Please put every line of the rows below into a numbered list, leaving out any blank lines.

╭─ Records for the exercise

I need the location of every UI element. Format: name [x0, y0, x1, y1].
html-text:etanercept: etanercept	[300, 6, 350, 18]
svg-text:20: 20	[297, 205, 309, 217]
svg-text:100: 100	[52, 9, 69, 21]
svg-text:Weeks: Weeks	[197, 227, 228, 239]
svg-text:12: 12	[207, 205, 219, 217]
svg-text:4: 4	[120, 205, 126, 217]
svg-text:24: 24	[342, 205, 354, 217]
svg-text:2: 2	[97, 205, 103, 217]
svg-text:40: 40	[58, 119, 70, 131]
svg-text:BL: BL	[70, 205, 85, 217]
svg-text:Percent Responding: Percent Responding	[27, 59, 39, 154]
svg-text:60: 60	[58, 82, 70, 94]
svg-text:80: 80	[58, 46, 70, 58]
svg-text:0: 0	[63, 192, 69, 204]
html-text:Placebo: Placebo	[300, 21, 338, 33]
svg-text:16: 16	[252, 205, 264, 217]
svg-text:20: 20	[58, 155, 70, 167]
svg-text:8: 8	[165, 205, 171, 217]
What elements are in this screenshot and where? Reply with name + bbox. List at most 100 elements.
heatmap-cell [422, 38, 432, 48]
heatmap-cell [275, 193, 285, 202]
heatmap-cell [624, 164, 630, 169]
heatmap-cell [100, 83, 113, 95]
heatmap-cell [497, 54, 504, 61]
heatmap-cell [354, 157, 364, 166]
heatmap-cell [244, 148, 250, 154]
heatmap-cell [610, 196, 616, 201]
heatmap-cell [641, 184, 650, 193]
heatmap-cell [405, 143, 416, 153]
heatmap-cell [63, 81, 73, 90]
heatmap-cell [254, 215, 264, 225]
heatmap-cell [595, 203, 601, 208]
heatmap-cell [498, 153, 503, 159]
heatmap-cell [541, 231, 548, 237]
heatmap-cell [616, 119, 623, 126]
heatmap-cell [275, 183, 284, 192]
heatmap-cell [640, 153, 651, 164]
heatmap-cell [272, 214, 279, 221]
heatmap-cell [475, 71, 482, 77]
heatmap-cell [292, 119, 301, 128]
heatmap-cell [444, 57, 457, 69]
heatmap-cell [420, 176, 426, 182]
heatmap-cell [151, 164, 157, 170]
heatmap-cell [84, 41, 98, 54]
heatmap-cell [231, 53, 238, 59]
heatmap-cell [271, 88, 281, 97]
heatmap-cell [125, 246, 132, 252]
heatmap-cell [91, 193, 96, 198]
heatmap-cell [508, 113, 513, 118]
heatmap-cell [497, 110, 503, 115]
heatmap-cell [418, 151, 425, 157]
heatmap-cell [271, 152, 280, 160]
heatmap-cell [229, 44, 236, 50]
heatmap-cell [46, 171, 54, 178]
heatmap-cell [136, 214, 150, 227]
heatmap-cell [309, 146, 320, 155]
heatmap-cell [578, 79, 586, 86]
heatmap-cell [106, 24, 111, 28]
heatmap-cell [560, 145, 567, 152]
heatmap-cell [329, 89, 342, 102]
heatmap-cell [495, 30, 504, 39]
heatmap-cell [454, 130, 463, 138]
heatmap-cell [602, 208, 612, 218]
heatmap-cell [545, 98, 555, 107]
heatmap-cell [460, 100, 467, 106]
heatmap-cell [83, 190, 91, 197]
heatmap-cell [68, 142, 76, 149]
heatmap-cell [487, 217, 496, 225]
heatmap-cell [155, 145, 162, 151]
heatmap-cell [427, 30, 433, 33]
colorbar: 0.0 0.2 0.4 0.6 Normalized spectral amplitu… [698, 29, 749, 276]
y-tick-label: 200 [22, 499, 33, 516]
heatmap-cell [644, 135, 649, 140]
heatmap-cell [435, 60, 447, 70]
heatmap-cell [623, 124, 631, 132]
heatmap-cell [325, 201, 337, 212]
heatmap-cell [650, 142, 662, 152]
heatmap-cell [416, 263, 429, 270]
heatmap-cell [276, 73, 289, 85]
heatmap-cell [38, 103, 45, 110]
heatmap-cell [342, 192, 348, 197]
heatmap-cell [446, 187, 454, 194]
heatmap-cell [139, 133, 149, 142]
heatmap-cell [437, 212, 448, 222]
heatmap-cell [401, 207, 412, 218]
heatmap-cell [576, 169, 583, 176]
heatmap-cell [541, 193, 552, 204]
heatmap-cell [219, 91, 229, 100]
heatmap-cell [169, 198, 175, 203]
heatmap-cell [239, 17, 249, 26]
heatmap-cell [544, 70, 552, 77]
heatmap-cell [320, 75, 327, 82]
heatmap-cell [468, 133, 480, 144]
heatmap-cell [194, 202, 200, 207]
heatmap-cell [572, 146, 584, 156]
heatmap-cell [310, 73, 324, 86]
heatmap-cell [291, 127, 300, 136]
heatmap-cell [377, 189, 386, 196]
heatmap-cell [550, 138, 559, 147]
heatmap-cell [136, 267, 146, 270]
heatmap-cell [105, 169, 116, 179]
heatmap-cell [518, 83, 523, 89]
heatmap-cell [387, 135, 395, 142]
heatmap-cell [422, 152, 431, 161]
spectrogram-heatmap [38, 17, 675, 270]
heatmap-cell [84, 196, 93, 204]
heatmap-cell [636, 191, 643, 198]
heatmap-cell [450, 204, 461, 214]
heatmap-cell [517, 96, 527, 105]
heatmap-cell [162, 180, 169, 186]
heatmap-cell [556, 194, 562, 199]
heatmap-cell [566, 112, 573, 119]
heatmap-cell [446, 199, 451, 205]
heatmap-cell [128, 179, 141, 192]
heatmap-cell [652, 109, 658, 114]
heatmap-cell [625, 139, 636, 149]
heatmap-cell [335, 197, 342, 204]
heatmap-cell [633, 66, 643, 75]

╰─

_Answer for the task:_
1. I need the location of every UI element. Format: name [x0, y0, x1, y1].
2. html-text:etanercept: etanercept	[300, 6, 350, 18]
3. svg-text:20: 20	[297, 205, 309, 217]
4. svg-text:100: 100	[52, 9, 69, 21]
5. svg-text:Weeks: Weeks	[197, 227, 228, 239]
6. svg-text:12: 12	[207, 205, 219, 217]
7. svg-text:4: 4	[120, 205, 126, 217]
8. svg-text:24: 24	[342, 205, 354, 217]
9. svg-text:2: 2	[97, 205, 103, 217]
10. svg-text:40: 40	[58, 119, 70, 131]
11. svg-text:BL: BL	[70, 205, 85, 217]
12. svg-text:Percent Responding: Percent Responding	[27, 59, 39, 154]
13. svg-text:60: 60	[58, 82, 70, 94]
14. svg-text:80: 80	[58, 46, 70, 58]
15. svg-text:0: 0	[63, 192, 69, 204]
16. html-text:Placebo: Placebo	[300, 21, 338, 33]
17. svg-text:16: 16	[252, 205, 264, 217]
18. svg-text:20: 20	[58, 155, 70, 167]
19. svg-text:8: 8	[165, 205, 171, 217]
20. What elements are in this screenshot and where? Reply with name + bbox. List at most 100 elements.
21. heatmap-cell [422, 38, 432, 48]
22. heatmap-cell [275, 193, 285, 202]
23. heatmap-cell [624, 164, 630, 169]
24. heatmap-cell [100, 83, 113, 95]
25. heatmap-cell [497, 54, 504, 61]
26. heatmap-cell [354, 157, 364, 166]
27. heatmap-cell [244, 148, 250, 154]
28. heatmap-cell [610, 196, 616, 201]
29. heatmap-cell [641, 184, 650, 193]
30. heatmap-cell [405, 143, 416, 153]
31. heatmap-cell [63, 81, 73, 90]
32. heatmap-cell [254, 215, 264, 225]
33. heatmap-cell [595, 203, 601, 208]
34. heatmap-cell [498, 153, 503, 159]
35. heatmap-cell [541, 231, 548, 237]
36. heatmap-cell [616, 119, 623, 126]
37. heatmap-cell [275, 183, 284, 192]
38. heatmap-cell [640, 153, 651, 164]
39. heatmap-cell [272, 214, 279, 221]
40. heatmap-cell [475, 71, 482, 77]
41. heatmap-cell [292, 119, 301, 128]
42. heatmap-cell [444, 57, 457, 69]
43. heatmap-cell [420, 176, 426, 182]
44. heatmap-cell [151, 164, 157, 170]
45. heatmap-cell [84, 41, 98, 54]
46. heatmap-cell [231, 53, 238, 59]
47. heatmap-cell [271, 88, 281, 97]
48. heatmap-cell [125, 246, 132, 252]
49. heatmap-cell [91, 193, 96, 198]
50. heatmap-cell [508, 113, 513, 118]
51. heatmap-cell [497, 110, 503, 115]
52. heatmap-cell [418, 151, 425, 157]
53. heatmap-cell [271, 152, 280, 160]
54. heatmap-cell [229, 44, 236, 50]
55. heatmap-cell [46, 171, 54, 178]
56. heatmap-cell [136, 214, 150, 227]
57. heatmap-cell [309, 146, 320, 155]
58. heatmap-cell [578, 79, 586, 86]
59. heatmap-cell [106, 24, 111, 28]
60. heatmap-cell [560, 145, 567, 152]
61. heatmap-cell [329, 89, 342, 102]
62. heatmap-cell [495, 30, 504, 39]
63. heatmap-cell [454, 130, 463, 138]
64. heatmap-cell [602, 208, 612, 218]
65. heatmap-cell [545, 98, 555, 107]
66. heatmap-cell [460, 100, 467, 106]
67. heatmap-cell [83, 190, 91, 197]
68. heatmap-cell [68, 142, 76, 149]
69. heatmap-cell [487, 217, 496, 225]
70. heatmap-cell [155, 145, 162, 151]
71. heatmap-cell [427, 30, 433, 33]
72. colorbar: 0.0 0.2 0.4 0.6 Normalized spectral amplitu… [698, 29, 749, 276]
73. y-tick-label: 200 [22, 499, 33, 516]
74. heatmap-cell [644, 135, 649, 140]
75. heatmap-cell [435, 60, 447, 70]
76. heatmap-cell [623, 124, 631, 132]
77. heatmap-cell [325, 201, 337, 212]
78. heatmap-cell [650, 142, 662, 152]
79. heatmap-cell [416, 263, 429, 270]
80. heatmap-cell [276, 73, 289, 85]
81. heatmap-cell [38, 103, 45, 110]
82. heatmap-cell [342, 192, 348, 197]
83. heatmap-cell [446, 187, 454, 194]
84. heatmap-cell [139, 133, 149, 142]
85. heatmap-cell [437, 212, 448, 222]
86. heatmap-cell [401, 207, 412, 218]
87. heatmap-cell [576, 169, 583, 176]
88. heatmap-cell [541, 193, 552, 204]
89. heatmap-cell [219, 91, 229, 100]
90. heatmap-cell [169, 198, 175, 203]
91. heatmap-cell [239, 17, 249, 26]
92. heatmap-cell [544, 70, 552, 77]
93. heatmap-cell [320, 75, 327, 82]
94. heatmap-cell [468, 133, 480, 144]
95. heatmap-cell [194, 202, 200, 207]
96. heatmap-cell [572, 146, 584, 156]
97. heatmap-cell [310, 73, 324, 86]
98. heatmap-cell [291, 127, 300, 136]
99. heatmap-cell [377, 189, 386, 196]
100. heatmap-cell [550, 138, 559, 147]
101. heatmap-cell [136, 267, 146, 270]
102. heatmap-cell [105, 169, 116, 179]
103. heatmap-cell [518, 83, 523, 89]
104. heatmap-cell [387, 135, 395, 142]
105. heatmap-cell [422, 152, 431, 161]
106. spectrogram-heatmap [38, 17, 675, 270]
107. heatmap-cell [84, 196, 93, 204]
108. heatmap-cell [636, 191, 643, 198]
109. heatmap-cell [450, 204, 461, 214]
110. heatmap-cell [517, 96, 527, 105]
111. heatmap-cell [162, 180, 169, 186]
112. heatmap-cell [556, 194, 562, 199]
113. heatmap-cell [566, 112, 573, 119]
114. heatmap-cell [446, 199, 451, 205]
115. heatmap-cell [128, 179, 141, 192]
116. heatmap-cell [652, 109, 658, 114]
117. heatmap-cell [625, 139, 636, 149]
118. heatmap-cell [335, 197, 342, 204]
119. heatmap-cell [633, 66, 643, 75]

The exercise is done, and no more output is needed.